◆ PROVIDED DATA:
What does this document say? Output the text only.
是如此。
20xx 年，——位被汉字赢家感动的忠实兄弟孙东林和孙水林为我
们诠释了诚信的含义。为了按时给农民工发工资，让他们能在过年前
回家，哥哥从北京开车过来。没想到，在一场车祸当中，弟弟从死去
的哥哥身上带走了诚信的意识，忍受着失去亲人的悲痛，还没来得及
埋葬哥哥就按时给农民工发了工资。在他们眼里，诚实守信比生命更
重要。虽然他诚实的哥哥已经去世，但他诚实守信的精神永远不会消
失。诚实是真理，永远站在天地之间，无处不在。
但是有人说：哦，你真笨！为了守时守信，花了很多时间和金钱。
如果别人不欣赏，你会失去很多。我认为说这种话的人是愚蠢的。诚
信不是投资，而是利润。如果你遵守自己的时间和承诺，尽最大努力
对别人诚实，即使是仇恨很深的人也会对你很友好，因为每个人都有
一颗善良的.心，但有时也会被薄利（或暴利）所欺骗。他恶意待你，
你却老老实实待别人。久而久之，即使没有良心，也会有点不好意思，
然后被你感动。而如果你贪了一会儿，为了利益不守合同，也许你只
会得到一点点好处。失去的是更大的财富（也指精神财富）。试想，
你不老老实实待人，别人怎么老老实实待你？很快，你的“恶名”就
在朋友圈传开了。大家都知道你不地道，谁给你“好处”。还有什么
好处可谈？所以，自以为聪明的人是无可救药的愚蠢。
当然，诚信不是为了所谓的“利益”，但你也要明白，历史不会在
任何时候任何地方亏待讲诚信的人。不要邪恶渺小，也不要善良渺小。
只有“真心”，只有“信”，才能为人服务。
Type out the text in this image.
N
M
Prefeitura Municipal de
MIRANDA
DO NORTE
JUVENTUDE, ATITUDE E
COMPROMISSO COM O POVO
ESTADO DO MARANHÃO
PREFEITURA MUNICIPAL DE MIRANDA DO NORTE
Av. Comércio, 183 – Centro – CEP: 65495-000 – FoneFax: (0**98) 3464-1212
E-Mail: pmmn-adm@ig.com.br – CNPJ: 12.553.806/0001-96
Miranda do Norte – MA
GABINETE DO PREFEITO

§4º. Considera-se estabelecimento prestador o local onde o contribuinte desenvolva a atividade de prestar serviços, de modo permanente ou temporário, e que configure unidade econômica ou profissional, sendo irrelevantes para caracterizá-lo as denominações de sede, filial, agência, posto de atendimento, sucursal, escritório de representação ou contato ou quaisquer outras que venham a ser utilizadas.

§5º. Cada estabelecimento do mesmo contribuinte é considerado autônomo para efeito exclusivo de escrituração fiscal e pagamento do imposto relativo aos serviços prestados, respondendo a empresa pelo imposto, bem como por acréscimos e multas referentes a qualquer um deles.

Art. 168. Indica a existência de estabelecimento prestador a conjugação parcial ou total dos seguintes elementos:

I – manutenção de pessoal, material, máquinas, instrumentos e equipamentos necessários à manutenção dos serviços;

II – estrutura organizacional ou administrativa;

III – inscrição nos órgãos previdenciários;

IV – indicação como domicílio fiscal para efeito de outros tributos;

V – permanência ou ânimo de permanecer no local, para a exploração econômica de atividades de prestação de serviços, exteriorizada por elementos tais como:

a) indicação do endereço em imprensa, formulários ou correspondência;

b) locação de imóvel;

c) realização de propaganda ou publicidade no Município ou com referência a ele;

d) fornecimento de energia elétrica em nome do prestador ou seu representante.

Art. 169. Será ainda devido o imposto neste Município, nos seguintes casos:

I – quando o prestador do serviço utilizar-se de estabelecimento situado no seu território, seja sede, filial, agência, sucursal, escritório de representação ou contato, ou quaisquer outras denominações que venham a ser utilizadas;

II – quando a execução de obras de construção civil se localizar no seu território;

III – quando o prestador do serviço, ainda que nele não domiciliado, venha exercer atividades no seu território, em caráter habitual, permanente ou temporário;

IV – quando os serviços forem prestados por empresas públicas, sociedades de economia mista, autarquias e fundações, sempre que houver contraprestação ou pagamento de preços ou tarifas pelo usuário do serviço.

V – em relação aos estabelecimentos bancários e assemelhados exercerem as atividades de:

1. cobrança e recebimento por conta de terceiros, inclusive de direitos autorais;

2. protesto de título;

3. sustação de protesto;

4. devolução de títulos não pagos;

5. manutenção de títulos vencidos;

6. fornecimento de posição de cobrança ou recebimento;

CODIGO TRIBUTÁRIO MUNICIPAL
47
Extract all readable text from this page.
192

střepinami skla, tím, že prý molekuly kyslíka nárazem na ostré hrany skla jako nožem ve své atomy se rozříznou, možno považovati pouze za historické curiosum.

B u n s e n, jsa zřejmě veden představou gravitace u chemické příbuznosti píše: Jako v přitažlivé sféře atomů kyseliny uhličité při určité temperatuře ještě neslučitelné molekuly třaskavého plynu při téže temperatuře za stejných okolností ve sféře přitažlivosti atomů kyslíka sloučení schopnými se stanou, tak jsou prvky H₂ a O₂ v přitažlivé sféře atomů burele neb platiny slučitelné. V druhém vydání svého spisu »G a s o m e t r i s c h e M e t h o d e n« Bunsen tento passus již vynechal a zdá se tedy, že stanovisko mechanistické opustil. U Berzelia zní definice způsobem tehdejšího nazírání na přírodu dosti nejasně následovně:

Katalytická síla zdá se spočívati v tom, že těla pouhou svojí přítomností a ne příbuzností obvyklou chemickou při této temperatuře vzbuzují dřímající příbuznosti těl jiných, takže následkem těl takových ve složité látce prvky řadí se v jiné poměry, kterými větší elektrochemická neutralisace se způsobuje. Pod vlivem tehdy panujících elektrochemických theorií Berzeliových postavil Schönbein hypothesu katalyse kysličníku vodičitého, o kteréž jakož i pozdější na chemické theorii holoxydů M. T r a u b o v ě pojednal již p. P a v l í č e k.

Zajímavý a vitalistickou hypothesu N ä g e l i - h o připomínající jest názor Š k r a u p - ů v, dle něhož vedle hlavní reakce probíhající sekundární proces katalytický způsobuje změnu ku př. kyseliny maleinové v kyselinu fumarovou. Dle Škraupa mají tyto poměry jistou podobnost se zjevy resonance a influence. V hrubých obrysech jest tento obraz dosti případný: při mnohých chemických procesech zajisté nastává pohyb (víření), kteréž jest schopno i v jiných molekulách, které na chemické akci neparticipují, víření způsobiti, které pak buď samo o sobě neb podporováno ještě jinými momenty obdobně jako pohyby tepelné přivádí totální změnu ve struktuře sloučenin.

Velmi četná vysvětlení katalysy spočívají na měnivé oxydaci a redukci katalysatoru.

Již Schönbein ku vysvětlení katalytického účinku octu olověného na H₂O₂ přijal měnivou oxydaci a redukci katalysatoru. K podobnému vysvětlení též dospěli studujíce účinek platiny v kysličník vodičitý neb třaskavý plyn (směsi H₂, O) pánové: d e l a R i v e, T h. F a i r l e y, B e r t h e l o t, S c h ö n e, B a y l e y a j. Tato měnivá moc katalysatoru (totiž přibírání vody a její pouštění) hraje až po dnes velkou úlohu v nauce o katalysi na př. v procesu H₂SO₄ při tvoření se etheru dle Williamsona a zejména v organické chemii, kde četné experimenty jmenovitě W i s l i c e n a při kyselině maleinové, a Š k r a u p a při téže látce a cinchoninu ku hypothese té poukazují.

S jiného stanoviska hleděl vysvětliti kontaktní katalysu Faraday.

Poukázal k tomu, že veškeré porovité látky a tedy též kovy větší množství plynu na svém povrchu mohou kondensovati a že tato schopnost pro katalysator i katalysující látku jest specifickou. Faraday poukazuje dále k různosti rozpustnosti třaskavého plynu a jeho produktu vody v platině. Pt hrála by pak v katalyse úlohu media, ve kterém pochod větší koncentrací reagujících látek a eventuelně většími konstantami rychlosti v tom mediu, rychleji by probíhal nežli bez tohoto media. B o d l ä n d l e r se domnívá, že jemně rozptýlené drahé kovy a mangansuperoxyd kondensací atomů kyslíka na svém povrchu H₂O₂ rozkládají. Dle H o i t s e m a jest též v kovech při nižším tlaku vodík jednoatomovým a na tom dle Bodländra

◆ EXERCISE OBJECTIVE: Collect from the data above every line that includes "fiscal".

◆ RESULT BELOW:
§5º. Cada estabelecimento do mesmo contribuinte é considerado autônomo para efeito exclusivo de escrituração fiscal e pagamento do imposto relativo aos serviços prestados, respondendo a empresa pelo imposto, bem como por acréscimos e multas referentes a qualquer um deles.
IV – indicação como domicílio fiscal para efeito de outros tributos;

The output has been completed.